▶ [Dataset items]:
- - - - -

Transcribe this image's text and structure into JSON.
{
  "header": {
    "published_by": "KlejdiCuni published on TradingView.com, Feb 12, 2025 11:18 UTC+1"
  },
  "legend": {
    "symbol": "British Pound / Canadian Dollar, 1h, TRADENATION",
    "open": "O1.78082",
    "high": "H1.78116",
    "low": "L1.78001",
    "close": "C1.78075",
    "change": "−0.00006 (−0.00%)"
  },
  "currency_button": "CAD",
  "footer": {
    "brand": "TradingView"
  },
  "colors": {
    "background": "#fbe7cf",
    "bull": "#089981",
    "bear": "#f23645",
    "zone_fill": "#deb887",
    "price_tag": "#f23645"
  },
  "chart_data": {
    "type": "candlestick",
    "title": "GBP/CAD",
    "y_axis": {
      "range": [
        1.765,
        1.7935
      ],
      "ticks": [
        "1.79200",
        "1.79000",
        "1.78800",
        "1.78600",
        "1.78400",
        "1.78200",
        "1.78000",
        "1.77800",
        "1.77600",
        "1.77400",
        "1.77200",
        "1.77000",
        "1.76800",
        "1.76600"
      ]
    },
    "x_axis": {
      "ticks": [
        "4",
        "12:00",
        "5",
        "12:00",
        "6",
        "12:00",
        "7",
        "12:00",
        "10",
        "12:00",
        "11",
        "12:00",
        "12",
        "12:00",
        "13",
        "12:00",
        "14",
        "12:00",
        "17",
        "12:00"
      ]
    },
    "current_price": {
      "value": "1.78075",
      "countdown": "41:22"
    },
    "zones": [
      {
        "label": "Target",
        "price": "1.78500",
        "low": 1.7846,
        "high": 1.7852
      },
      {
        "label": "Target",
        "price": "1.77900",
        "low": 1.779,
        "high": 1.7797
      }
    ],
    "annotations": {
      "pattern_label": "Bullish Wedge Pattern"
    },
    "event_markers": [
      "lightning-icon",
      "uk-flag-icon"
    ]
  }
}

- - - - -

▶ [What is expected]:
Which lines of the material contain the string "TradingView"? List each of them.

▶ [Output of the exercise]:
    "published_by": "KlejdiCuni published on TradingView.com, Feb 12, 2025 11:18 UTC+1"
    "brand": "TradingView"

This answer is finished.